### Supplied information

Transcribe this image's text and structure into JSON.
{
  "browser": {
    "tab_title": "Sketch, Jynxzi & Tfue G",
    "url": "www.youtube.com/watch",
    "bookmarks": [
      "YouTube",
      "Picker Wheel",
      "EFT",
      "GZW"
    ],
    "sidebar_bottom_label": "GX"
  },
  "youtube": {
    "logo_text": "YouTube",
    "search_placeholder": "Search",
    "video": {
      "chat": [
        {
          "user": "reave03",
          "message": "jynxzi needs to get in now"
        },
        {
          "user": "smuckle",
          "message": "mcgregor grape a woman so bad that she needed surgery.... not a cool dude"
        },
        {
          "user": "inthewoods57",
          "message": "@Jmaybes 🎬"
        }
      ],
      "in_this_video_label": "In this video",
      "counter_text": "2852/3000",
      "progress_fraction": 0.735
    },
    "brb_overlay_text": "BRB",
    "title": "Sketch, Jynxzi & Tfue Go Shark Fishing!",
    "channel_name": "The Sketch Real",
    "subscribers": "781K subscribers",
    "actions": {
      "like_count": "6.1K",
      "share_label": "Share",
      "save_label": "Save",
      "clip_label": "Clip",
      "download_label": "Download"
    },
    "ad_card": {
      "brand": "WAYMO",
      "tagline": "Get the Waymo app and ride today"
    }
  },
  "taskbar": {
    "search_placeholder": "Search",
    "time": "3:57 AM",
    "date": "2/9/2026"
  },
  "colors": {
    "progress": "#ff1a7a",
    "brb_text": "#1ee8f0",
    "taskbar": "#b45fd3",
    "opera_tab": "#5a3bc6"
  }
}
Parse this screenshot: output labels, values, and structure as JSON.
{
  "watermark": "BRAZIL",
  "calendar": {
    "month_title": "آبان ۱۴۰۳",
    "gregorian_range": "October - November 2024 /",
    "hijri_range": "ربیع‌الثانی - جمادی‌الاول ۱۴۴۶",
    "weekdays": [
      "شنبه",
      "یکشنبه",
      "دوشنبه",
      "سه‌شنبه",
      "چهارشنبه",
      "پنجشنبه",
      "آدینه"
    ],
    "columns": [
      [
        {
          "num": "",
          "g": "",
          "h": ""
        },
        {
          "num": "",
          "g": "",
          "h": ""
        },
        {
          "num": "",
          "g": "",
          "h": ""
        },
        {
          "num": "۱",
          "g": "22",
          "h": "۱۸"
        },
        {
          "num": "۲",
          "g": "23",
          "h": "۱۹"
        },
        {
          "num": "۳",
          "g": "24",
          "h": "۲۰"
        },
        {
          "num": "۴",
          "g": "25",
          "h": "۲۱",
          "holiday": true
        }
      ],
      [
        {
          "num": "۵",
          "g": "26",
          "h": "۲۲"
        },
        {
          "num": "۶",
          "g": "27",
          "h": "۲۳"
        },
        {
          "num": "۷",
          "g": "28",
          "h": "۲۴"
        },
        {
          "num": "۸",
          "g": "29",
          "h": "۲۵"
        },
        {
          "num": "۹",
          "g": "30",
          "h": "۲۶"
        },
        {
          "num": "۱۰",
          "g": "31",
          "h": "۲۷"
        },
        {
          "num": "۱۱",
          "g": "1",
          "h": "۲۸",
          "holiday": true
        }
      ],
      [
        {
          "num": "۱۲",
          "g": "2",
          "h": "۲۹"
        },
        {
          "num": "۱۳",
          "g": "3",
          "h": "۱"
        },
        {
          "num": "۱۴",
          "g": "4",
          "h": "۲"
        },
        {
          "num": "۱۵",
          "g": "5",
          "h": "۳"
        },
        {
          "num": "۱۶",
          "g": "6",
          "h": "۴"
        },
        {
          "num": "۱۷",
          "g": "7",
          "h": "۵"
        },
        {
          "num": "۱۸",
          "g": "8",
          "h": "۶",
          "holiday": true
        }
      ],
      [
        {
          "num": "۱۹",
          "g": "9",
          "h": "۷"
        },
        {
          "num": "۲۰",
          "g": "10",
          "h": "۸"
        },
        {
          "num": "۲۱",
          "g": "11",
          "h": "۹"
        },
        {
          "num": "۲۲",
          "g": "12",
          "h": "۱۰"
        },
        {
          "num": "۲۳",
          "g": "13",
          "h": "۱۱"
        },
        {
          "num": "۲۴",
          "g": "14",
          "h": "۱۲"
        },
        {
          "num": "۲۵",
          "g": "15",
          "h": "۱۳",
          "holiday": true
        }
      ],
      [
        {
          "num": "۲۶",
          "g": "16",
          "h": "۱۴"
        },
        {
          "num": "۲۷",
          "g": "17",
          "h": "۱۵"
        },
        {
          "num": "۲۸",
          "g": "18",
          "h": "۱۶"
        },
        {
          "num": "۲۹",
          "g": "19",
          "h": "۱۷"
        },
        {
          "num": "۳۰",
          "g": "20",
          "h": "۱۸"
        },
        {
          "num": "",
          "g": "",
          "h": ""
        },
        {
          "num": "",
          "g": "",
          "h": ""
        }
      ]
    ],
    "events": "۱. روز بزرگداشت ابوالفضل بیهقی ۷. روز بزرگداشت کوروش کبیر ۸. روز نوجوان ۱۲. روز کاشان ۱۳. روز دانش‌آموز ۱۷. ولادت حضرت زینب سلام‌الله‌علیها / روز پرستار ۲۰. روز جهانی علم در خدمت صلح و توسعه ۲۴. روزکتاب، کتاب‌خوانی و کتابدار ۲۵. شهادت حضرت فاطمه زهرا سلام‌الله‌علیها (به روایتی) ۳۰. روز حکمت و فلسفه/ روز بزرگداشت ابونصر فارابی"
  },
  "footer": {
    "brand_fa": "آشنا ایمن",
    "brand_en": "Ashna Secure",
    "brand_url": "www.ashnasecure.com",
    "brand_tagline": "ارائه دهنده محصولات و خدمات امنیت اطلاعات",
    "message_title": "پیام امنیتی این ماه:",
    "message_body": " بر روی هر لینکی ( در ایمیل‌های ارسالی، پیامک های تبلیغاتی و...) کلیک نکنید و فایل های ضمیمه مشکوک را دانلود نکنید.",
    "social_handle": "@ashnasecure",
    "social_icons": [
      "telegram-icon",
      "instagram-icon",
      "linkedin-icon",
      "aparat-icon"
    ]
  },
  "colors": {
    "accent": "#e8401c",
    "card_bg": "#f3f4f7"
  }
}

######

# Task instructions:
Word for word, write out all of the data above.

# Solution to this task:
Transcribe this image's text and structure into JSON.
{
  "browser": {
    "tab_title": "Sketch, Jynxzi & Tfue G",
    "url": "www.youtube.com/watch",
    "bookmarks": [
      "YouTube",
      "Picker Wheel",
      "EFT",
      "GZW"
    ],
    "sidebar_bottom_label": "GX"
  },
  "youtube": {
    "logo_text": "YouTube",
    "search_placeholder": "Search",
    "video": {
      "chat": [
        {
          "user": "reave03",
          "message": "jynxzi needs to get in now"
        },
        {
          "user": "smuckle",
          "message": "mcgregor grape a woman so bad that she needed surgery.... not a cool dude"
        },
        {
          "user": "inthewoods57",
          "message": "@Jmaybes 🎬"
        }
      ],
      "in_this_video_label": "In this video",
      "counter_text": "2852/3000",
      "progress_fraction": 0.735
    },
    "brb_overlay_text": "BRB",
    "title": "Sketch, Jynxzi & Tfue Go Shark Fishing!",
    "channel_name": "The Sketch Real",
    "subscribers": "781K subscribers",
    "actions": {
      "like_count": "6.1K",
      "share_label": "Share",
      "save_label": "Save",
      "clip_label": "Clip",
      "download_label": "Download"
    },
    "ad_card": {
      "brand": "WAYMO",
      "tagline": "Get the Waymo app and ride today"
    }
  },
  "taskbar": {
    "search_placeholder": "Search",
    "time": "3:57 AM",
    "date": "2/9/2026"
  },
  "colors": {
    "progress": "#ff1a7a",
    "brb_text": "#1ee8f0",
    "taskbar": "#b45fd3",
    "opera_tab": "#5a3bc6"
  }
}
Parse this screenshot: output labels, values, and structure as JSON.
{
  "watermark": "BRAZIL",
  "calendar": {
    "month_title": "آبان ۱۴۰۳",
    "gregorian_range": "October - November 2024 /",
    "hijri_range": "ربیع‌الثانی - جمادی‌الاول ۱۴۴۶",
    "weekdays": [
      "شنبه",
      "یکشنبه",
      "دوشنبه",
      "سه‌شنبه",
      "چهارشنبه",
      "پنجشنبه",
      "آدینه"
    ],
    "columns": [
      [
        {
          "num": "",
          "g": "",
          "h": ""
        },
        {
          "num": "",
          "g": "",
          "h": ""
        },
        {
          "num": "",
          "g": "",
          "h": ""
        },
        {
          "num": "۱",
          "g": "22",
          "h": "۱۸"
        },
        {
          "num": "۲",
          "g": "23",
          "h": "۱۹"
        },
        {
          "num": "۳",
          "g": "24",
          "h": "۲۰"
        },
        {
          "num": "۴",
          "g": "25",
          "h": "۲۱",
          "holiday": true
        }
      ],
      [
        {
          "num": "۵",
          "g": "26",
          "h": "۲۲"
        },
        {
          "num": "۶",
          "g": "27",
          "h": "۲۳"
        },
        {
          "num": "۷",
          "g": "28",
          "h": "۲۴"
        },
        {
          "num": "۸",
          "g": "29",
          "h": "۲۵"
        },
        {
          "num": "۹",
          "g": "30",
          "h": "۲۶"
        },
        {
          "num": "۱۰",
          "g": "31",
          "h": "۲۷"
        },
        {
          "num": "۱۱",
          "g": "1",
          "h": "۲۸",
          "holiday": true
        }
      ],
      [
        {
          "num": "۱۲",
          "g": "2",
          "h": "۲۹"
        },
        {
          "num": "۱۳",
          "g": "3",
          "h": "۱"
        },
        {
          "num": "۱۴",
          "g": "4",
          "h": "۲"
        },
        {
          "num": "۱۵",
          "g": "5",
          "h": "۳"
        },
        {
          "num": "۱۶",
          "g": "6",
          "h": "۴"
        },
        {
          "num": "۱۷",
          "g": "7",
          "h": "۵"
        },
        {
          "num": "۱۸",
          "g": "8",
          "h": "۶",
          "holiday": true
        }
      ],
      [
        {
          "num": "۱۹",
          "g": "9",
          "h": "۷"
        },
        {
          "num": "۲۰",
          "g": "10",
          "h": "۸"
        },
        {
          "num": "۲۱",
          "g": "11",
          "h": "۹"
        },
        {
          "num": "۲۲",
          "g": "12",
          "h": "۱۰"
        },
        {
          "num": "۲۳",
          "g": "13",
          "h": "۱۱"
        },
        {
          "num": "۲۴",
          "g": "14",
          "h": "۱۲"
        },
        {
          "num": "۲۵",
          "g": "15",
          "h": "۱۳",
          "holiday": true
        }
      ],
      [
        {
          "num": "۲۶",
          "g": "16",
          "h": "۱۴"
        },
        {
          "num": "۲۷",
          "g": "17",
          "h": "۱۵"
        },
        {
          "num": "۲۸",
          "g": "18",
          "h": "۱۶"
        },
        {
          "num": "۲۹",
          "g": "19",
          "h": "۱۷"
        },
        {
          "num": "۳۰",
          "g": "20",
          "h": "۱۸"
        },
        {
          "num": "",
          "g": "",
          "h": ""
        },
        {
          "num": "",
          "g": "",
          "h": ""
        }
      ]
    ],
    "events": "۱. روز بزرگداشت ابوالفضل بیهقی ۷. روز بزرگداشت کوروش کبیر ۸. روز نوجوان ۱۲. روز کاشان ۱۳. روز دانش‌آموز ۱۷. ولادت حضرت زینب سلام‌الله‌علیها / روز پرستار ۲۰. روز جهانی علم در خدمت صلح و توسعه ۲۴. روزکتاب، کتاب‌خوانی و کتابدار ۲۵. شهادت حضرت فاطمه زهرا سلام‌الله‌علیها (به روایتی) ۳۰. روز حکمت و فلسفه/ روز بزرگداشت ابونصر فارابی"
  },
  "footer": {
    "brand_fa": "آشنا ایمن",
    "brand_en": "Ashna Secure",
    "brand_url": "www.ashnasecure.com",
    "brand_tagline": "ارائه دهنده محصولات و خدمات امنیت اطلاعات",
    "message_title": "پیام امنیتی این ماه:",
    "message_body": " بر روی هر لینکی ( در ایمیل‌های ارسالی، پیامک های تبلیغاتی و...) کلیک نکنید و فایل های ضمیمه مشکوک را دانلود نکنید.",
    "social_handle": "@ashnasecure",
    "social_icons": [
      "telegram-icon",
      "instagram-icon",
      "linkedin-icon",
      "aparat-icon"
    ]
  },
  "colors": {
    "accent": "#e8401c",
    "card_bg": "#f3f4f7"
  }
}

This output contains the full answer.